### The problem
Extract every line from each of the items below and reproduce it verbatim, without changing any wording, number, or symbol.

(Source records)
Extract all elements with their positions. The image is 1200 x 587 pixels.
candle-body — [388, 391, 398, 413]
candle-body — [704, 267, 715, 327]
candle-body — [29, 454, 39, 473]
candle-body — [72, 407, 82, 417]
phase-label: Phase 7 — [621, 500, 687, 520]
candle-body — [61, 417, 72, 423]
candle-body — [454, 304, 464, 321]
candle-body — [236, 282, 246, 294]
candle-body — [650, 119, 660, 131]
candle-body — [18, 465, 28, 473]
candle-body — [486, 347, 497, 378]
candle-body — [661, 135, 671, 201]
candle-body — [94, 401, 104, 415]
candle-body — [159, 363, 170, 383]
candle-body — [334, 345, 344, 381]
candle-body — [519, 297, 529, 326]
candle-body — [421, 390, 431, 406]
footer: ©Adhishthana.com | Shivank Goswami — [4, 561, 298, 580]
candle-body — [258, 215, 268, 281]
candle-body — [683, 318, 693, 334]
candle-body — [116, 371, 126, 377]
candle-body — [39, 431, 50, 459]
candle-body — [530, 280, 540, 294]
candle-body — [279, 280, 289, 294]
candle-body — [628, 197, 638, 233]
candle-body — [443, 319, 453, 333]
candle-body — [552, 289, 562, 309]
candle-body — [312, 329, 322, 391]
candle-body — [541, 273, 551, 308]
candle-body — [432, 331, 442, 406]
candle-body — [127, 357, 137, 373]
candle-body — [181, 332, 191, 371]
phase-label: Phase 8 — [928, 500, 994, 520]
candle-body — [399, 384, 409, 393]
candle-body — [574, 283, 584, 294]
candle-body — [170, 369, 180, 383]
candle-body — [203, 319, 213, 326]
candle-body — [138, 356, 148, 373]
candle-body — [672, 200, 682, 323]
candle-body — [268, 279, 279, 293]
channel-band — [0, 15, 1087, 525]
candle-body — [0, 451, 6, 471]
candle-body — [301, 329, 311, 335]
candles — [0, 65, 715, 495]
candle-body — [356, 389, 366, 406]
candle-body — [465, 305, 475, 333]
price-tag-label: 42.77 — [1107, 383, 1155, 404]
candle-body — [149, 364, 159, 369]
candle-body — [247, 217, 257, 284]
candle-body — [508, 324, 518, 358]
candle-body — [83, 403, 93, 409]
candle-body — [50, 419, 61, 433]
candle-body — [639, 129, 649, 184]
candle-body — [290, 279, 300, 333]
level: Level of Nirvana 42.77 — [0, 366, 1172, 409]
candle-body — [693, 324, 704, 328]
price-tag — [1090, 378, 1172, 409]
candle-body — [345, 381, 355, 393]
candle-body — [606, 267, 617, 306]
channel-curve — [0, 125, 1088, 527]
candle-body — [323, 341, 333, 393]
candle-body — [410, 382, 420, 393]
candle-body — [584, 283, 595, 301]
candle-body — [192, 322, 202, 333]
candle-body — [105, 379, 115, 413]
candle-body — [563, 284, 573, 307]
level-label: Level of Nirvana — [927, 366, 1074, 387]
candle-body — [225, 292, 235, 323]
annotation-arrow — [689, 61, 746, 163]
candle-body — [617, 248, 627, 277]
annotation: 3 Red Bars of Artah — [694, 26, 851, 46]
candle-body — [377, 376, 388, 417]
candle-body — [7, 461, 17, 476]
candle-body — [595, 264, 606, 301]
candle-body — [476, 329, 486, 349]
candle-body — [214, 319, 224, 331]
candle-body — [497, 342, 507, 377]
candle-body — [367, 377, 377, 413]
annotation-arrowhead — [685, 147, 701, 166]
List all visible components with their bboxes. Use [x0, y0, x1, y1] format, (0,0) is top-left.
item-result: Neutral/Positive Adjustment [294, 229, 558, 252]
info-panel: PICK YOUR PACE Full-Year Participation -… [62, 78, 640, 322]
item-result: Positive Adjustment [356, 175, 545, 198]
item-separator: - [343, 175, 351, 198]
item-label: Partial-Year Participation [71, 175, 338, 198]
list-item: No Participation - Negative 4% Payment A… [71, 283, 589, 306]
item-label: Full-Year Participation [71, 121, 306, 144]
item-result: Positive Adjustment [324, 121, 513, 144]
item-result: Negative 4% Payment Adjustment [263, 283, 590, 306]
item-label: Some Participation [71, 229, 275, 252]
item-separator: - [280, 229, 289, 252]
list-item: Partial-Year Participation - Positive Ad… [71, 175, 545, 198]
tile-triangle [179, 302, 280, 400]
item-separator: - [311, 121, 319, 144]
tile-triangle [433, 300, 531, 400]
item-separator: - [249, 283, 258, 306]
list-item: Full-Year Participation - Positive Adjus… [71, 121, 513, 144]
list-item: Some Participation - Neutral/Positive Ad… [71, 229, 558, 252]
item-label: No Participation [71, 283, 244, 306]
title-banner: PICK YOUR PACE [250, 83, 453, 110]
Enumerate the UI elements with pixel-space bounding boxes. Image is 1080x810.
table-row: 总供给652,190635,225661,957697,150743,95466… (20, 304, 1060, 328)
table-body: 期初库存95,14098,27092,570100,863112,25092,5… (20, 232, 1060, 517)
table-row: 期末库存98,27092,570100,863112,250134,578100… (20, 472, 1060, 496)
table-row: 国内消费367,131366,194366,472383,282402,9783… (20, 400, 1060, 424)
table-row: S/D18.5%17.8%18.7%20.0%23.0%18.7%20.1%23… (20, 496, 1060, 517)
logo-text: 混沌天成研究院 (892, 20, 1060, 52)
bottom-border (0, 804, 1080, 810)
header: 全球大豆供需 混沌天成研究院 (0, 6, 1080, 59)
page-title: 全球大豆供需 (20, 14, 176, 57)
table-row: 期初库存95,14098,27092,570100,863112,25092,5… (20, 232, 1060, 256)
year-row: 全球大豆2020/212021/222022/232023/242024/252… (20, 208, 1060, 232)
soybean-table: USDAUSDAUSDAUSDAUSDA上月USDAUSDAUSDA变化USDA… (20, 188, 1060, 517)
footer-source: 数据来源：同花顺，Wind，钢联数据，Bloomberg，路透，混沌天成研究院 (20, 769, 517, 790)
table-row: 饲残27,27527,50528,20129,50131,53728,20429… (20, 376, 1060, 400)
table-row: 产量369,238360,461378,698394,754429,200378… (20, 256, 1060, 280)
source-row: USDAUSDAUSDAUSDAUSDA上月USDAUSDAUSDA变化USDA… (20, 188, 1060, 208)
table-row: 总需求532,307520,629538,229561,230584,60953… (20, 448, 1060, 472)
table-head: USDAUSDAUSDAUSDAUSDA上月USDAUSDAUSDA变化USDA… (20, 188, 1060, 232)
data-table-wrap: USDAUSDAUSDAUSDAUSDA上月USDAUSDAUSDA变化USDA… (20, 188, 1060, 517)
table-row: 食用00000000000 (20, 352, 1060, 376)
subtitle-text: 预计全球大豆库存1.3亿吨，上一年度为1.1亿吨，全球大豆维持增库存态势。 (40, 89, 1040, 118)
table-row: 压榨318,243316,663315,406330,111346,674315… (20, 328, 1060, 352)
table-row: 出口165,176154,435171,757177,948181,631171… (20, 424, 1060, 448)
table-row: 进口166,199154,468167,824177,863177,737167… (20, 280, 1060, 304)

### Solution
Extract all elements with their positions. The image is 1200 x 587 pixels.
candle-body — [388, 391, 398, 413]
candle-body — [704, 267, 715, 327]
candle-body — [29, 454, 39, 473]
candle-body — [72, 407, 82, 417]
phase-label: Phase 7 — [621, 500, 687, 520]
candle-body — [61, 417, 72, 423]
candle-body — [454, 304, 464, 321]
candle-body — [236, 282, 246, 294]
candle-body — [650, 119, 660, 131]
candle-body — [18, 465, 28, 473]
candle-body — [486, 347, 497, 378]
candle-body — [661, 135, 671, 201]
candle-body — [94, 401, 104, 415]
candle-body — [159, 363, 170, 383]
candle-body — [334, 345, 344, 381]
candle-body — [519, 297, 529, 326]
candle-body — [421, 390, 431, 406]
footer: ©Adhishthana.com | Shivank Goswami — [4, 561, 298, 580]
candle-body — [258, 215, 268, 281]
candle-body — [683, 318, 693, 334]
candle-body — [116, 371, 126, 377]
candle-body — [39, 431, 50, 459]
candle-body — [530, 280, 540, 294]
candle-body — [279, 280, 289, 294]
candle-body — [628, 197, 638, 233]
candle-body — [443, 319, 453, 333]
candle-body — [552, 289, 562, 309]
candle-body — [312, 329, 322, 391]
candle-body — [541, 273, 551, 308]
candle-body — [432, 331, 442, 406]
candle-body — [127, 357, 137, 373]
candle-body — [181, 332, 191, 371]
phase-label: Phase 8 — [928, 500, 994, 520]
candle-body — [399, 384, 409, 393]
candle-body — [574, 283, 584, 294]
candle-body — [170, 369, 180, 383]
candle-body — [203, 319, 213, 326]
candle-body — [138, 356, 148, 373]
candle-body — [672, 200, 682, 323]
candle-body — [268, 279, 279, 293]
channel-band — [0, 15, 1087, 525]
candle-body — [0, 451, 6, 471]
candle-body — [301, 329, 311, 335]
candles — [0, 65, 715, 495]
candle-body — [356, 389, 366, 406]
candle-body — [465, 305, 475, 333]
price-tag-label: 42.77 — [1107, 383, 1155, 404]
candle-body — [149, 364, 159, 369]
candle-body — [247, 217, 257, 284]
candle-body — [508, 324, 518, 358]
candle-body — [83, 403, 93, 409]
candle-body — [50, 419, 61, 433]
candle-body — [639, 129, 649, 184]
candle-body — [290, 279, 300, 333]
level: Level of Nirvana 42.77 — [0, 366, 1172, 409]
candle-body — [693, 324, 704, 328]
price-tag — [1090, 378, 1172, 409]
candle-body — [345, 381, 355, 393]
candle-body — [606, 267, 617, 306]
channel-curve — [0, 125, 1088, 527]
candle-body — [323, 341, 333, 393]
candle-body — [410, 382, 420, 393]
candle-body — [584, 283, 595, 301]
candle-body — [192, 322, 202, 333]
candle-body — [105, 379, 115, 413]
candle-body — [563, 284, 573, 307]
level-label: Level of Nirvana — [927, 366, 1074, 387]
candle-body — [225, 292, 235, 323]
annotation-arrow — [689, 61, 746, 163]
candle-body — [617, 248, 627, 277]
annotation: 3 Red Bars of Artah — [694, 26, 851, 46]
candle-body — [377, 376, 388, 417]
candle-body — [7, 461, 17, 476]
candle-body — [595, 264, 606, 301]
candle-body — [476, 329, 486, 349]
candle-body — [214, 319, 224, 331]
candle-body — [497, 342, 507, 377]
candle-body — [367, 377, 377, 413]
annotation-arrowhead — [685, 147, 701, 166]
List all visible components with their bboxes. Use [x0, y0, x1, y1] format, (0,0) is top-left.
item-result: Neutral/Positive Adjustment [294, 229, 558, 252]
info-panel: PICK YOUR PACE Full-Year Participation -… [62, 78, 640, 322]
item-result: Positive Adjustment [356, 175, 545, 198]
item-separator: - [343, 175, 351, 198]
item-label: Partial-Year Participation [71, 175, 338, 198]
list-item: No Participation - Negative 4% Payment A… [71, 283, 589, 306]
item-label: Full-Year Participation [71, 121, 306, 144]
item-result: Positive Adjustment [324, 121, 513, 144]
item-result: Negative 4% Payment Adjustment [263, 283, 590, 306]
item-label: Some Participation [71, 229, 275, 252]
item-separator: - [280, 229, 289, 252]
list-item: Partial-Year Participation - Positive Ad… [71, 175, 545, 198]
tile-triangle [179, 302, 280, 400]
item-separator: - [311, 121, 319, 144]
tile-triangle [433, 300, 531, 400]
item-separator: - [249, 283, 258, 306]
list-item: Full-Year Participation - Positive Adjus… [71, 121, 513, 144]
list-item: Some Participation - Neutral/Positive Ad… [71, 229, 558, 252]
item-label: No Participation [71, 283, 244, 306]
title-banner: PICK YOUR PACE [250, 83, 453, 110]
Enumerate the UI elements with pixel-space bounding boxes. Image is 1080x810.
table-row: 总供给652,190635,225661,957697,150743,95466… (20, 304, 1060, 328)
table-body: 期初库存95,14098,27092,570100,863112,25092,5… (20, 232, 1060, 517)
table-row: 期末库存98,27092,570100,863112,250134,578100… (20, 472, 1060, 496)
table-row: 国内消费367,131366,194366,472383,282402,9783… (20, 400, 1060, 424)
table-row: S/D18.5%17.8%18.7%20.0%23.0%18.7%20.1%23… (20, 496, 1060, 517)
logo-text: 混沌天成研究院 (892, 20, 1060, 52)
bottom-border (0, 804, 1080, 810)
header: 全球大豆供需 混沌天成研究院 (0, 6, 1080, 59)
page-title: 全球大豆供需 (20, 14, 176, 57)
table-row: 期初库存95,14098,27092,570100,863112,25092,5… (20, 232, 1060, 256)
year-row: 全球大豆2020/212021/222022/232023/242024/252… (20, 208, 1060, 232)
soybean-table: USDAUSDAUSDAUSDAUSDA上月USDAUSDAUSDA变化USDA… (20, 188, 1060, 517)
footer-source: 数据来源：同花顺，Wind，钢联数据，Bloomberg，路透，混沌天成研究院 (20, 769, 517, 790)
table-row: 饲残27,27527,50528,20129,50131,53728,20429… (20, 376, 1060, 400)
table-row: 产量369,238360,461378,698394,754429,200378… (20, 256, 1060, 280)
source-row: USDAUSDAUSDAUSDAUSDA上月USDAUSDAUSDA变化USDA… (20, 188, 1060, 208)
table-row: 总需求532,307520,629538,229561,230584,60953… (20, 448, 1060, 472)
table-head: USDAUSDAUSDAUSDAUSDA上月USDAUSDAUSDA变化USDA… (20, 188, 1060, 232)
data-table-wrap: USDAUSDAUSDAUSDAUSDA上月USDAUSDAUSDA变化USDA… (20, 188, 1060, 517)
table-row: 食用00000000000 (20, 352, 1060, 376)
subtitle-text: 预计全球大豆库存1.3亿吨，上一年度为1.1亿吨，全球大豆维持增库存态势。 (40, 89, 1040, 118)
table-row: 压榨318,243316,663315,406330,111346,674315… (20, 328, 1060, 352)
table-row: 出口165,176154,435171,757177,948181,631171… (20, 424, 1060, 448)
table-row: 进口166,199154,468167,824177,863177,737167… (20, 280, 1060, 304)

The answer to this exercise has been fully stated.